[BEGIN Given data]
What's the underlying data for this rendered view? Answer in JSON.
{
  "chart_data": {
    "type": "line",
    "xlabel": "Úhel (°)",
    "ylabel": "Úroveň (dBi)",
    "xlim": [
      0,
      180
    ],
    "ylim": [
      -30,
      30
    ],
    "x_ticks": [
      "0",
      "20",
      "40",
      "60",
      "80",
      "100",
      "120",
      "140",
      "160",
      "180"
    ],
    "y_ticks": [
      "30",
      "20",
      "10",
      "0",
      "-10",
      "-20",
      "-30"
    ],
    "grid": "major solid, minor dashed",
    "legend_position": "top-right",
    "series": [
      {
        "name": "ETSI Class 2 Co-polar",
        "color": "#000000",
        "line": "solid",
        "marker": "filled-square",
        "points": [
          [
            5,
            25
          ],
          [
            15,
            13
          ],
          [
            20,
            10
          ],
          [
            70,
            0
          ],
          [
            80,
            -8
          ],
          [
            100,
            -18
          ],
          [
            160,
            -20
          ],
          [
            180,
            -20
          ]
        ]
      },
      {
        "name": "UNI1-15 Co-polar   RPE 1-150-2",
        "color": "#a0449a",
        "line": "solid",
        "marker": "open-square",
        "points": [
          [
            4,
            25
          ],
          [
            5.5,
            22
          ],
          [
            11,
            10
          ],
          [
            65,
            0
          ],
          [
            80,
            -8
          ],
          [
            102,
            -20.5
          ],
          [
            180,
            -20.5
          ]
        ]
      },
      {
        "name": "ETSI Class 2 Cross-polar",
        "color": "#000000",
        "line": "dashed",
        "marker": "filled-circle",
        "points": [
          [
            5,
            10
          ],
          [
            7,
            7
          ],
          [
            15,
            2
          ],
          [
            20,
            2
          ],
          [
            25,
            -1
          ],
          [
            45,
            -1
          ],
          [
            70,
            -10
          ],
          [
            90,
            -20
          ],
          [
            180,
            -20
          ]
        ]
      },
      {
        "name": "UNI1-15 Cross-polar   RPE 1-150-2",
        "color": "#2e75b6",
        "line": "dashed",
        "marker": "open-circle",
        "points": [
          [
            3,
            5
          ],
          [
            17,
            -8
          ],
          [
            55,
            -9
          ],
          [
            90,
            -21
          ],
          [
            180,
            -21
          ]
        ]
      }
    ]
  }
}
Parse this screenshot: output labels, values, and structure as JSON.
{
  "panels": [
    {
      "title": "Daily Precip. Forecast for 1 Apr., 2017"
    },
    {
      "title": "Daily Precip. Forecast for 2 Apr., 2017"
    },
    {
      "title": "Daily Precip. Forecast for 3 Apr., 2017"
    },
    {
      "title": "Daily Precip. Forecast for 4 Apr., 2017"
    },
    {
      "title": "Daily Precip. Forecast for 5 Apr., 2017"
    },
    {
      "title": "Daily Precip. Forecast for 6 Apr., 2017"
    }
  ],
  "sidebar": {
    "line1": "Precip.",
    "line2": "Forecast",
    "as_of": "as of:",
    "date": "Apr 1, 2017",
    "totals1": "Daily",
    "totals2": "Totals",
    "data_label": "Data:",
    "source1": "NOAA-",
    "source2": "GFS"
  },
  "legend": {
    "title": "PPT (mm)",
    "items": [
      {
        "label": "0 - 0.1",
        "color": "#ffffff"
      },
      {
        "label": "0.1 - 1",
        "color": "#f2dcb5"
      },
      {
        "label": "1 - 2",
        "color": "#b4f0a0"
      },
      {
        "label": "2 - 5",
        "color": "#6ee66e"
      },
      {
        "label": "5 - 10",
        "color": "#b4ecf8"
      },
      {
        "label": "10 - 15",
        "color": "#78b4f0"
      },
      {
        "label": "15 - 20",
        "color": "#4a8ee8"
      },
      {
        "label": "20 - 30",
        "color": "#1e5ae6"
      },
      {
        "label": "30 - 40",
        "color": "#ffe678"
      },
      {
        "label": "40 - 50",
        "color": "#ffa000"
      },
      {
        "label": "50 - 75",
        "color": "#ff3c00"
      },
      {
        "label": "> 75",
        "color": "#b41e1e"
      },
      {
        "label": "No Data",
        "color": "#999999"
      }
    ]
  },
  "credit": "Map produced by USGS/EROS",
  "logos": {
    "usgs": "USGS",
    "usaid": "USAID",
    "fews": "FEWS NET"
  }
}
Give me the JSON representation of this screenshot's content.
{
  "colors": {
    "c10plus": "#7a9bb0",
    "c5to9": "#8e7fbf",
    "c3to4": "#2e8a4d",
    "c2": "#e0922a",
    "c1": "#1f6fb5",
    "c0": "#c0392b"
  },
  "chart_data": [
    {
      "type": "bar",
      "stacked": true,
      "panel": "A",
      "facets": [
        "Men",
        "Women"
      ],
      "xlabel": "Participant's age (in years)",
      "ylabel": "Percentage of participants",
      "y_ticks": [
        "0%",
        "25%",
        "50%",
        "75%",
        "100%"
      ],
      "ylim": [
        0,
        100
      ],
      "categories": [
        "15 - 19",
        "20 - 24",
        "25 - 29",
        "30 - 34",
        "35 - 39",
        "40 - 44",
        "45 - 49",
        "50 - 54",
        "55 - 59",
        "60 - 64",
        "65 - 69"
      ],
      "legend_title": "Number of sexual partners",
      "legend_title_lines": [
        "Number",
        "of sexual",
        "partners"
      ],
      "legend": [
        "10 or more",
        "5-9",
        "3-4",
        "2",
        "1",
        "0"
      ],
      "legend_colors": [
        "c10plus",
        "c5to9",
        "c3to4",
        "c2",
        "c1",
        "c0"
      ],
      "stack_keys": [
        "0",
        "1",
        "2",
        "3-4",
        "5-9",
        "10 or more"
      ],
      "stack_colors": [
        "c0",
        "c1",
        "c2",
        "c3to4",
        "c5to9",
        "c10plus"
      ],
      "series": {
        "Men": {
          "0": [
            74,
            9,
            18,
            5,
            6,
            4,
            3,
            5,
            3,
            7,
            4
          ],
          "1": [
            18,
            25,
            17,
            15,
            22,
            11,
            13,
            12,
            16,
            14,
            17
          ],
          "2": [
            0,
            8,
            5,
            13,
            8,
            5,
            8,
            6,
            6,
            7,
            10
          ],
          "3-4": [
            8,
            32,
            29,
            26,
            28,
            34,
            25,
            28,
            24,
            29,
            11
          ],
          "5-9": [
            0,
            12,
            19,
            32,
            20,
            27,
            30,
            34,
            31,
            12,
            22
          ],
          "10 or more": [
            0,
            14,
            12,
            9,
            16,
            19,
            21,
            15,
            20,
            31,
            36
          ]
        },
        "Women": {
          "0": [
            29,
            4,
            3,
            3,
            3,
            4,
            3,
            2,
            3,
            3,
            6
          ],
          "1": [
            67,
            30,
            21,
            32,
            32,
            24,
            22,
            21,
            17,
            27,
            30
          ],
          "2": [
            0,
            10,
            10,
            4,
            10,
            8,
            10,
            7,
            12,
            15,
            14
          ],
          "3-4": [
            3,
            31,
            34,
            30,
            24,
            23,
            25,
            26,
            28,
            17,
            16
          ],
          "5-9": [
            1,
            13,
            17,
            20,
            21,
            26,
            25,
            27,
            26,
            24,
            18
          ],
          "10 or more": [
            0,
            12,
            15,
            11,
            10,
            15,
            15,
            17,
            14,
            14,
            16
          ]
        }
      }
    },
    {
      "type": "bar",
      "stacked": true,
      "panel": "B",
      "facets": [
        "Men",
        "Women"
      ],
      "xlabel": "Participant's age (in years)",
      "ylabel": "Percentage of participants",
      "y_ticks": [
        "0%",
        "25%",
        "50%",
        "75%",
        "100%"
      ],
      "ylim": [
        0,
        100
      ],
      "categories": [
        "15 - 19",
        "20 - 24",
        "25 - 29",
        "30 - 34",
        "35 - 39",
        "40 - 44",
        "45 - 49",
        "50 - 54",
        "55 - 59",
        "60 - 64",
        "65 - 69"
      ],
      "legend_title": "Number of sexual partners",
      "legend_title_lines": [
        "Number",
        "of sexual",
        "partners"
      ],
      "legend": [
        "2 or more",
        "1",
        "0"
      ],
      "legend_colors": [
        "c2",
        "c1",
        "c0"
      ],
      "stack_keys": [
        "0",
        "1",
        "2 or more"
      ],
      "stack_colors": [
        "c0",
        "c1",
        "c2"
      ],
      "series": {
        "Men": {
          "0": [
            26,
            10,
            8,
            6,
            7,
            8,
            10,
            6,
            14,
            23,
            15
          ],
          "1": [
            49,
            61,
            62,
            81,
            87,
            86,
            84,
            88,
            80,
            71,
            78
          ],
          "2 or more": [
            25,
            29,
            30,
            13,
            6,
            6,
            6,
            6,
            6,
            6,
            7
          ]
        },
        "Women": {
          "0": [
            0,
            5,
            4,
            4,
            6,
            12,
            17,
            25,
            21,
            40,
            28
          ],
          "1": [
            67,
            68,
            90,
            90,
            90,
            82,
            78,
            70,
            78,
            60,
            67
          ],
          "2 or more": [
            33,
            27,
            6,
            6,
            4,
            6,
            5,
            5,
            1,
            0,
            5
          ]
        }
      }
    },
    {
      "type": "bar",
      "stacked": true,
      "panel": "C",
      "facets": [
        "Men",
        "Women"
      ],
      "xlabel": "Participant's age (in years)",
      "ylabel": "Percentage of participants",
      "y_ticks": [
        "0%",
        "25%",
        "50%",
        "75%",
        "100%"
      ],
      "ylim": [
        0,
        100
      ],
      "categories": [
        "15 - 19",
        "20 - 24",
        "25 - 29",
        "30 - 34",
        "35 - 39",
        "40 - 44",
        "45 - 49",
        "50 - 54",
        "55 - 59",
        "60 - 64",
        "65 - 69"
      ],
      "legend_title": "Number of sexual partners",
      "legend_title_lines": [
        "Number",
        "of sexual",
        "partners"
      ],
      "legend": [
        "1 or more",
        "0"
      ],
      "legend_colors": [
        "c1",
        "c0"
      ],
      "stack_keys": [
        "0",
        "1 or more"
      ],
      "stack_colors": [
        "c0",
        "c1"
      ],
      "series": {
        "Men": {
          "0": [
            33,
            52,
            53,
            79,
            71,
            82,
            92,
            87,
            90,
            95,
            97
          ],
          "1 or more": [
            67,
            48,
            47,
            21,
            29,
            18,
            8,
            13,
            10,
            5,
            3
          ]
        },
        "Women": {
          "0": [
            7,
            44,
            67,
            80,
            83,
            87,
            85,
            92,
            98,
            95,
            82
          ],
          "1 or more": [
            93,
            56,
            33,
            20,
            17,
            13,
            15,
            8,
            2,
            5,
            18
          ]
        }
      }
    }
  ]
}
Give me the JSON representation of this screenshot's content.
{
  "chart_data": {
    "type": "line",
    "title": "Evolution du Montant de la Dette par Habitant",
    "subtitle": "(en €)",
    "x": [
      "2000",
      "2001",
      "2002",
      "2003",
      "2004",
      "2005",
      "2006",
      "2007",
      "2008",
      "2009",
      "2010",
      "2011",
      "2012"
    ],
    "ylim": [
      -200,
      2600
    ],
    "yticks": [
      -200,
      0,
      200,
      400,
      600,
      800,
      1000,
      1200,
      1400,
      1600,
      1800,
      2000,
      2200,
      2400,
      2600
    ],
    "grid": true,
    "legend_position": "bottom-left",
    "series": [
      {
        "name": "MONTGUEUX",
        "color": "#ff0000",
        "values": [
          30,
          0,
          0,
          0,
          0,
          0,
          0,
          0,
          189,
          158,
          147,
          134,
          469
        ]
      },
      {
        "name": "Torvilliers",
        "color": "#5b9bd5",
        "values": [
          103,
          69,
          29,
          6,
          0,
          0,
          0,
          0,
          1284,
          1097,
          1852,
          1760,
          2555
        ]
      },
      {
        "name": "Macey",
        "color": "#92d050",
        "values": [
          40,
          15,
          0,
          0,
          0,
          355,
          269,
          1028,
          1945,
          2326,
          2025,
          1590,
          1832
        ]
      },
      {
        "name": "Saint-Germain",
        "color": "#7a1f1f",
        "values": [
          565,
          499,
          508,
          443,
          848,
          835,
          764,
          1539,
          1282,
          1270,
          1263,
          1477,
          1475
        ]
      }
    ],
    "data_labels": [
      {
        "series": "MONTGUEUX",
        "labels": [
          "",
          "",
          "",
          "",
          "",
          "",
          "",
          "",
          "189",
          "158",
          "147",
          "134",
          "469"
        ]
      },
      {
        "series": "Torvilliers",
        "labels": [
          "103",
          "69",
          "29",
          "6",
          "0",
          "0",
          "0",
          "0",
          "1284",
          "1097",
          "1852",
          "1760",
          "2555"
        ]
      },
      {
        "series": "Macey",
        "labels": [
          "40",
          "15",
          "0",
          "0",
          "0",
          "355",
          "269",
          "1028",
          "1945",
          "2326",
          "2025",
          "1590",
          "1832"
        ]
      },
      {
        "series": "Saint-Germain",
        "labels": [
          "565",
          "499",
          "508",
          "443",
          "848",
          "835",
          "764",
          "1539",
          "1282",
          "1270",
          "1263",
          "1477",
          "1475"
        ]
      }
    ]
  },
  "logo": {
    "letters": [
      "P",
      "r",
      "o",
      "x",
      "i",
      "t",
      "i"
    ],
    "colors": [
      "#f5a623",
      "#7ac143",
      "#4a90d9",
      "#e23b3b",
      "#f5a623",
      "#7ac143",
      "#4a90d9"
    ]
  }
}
[END Given data]
From the listing above, pick out every line containing "Germain".

        "name": "Saint-Germain",
        "series": "Saint-Germain",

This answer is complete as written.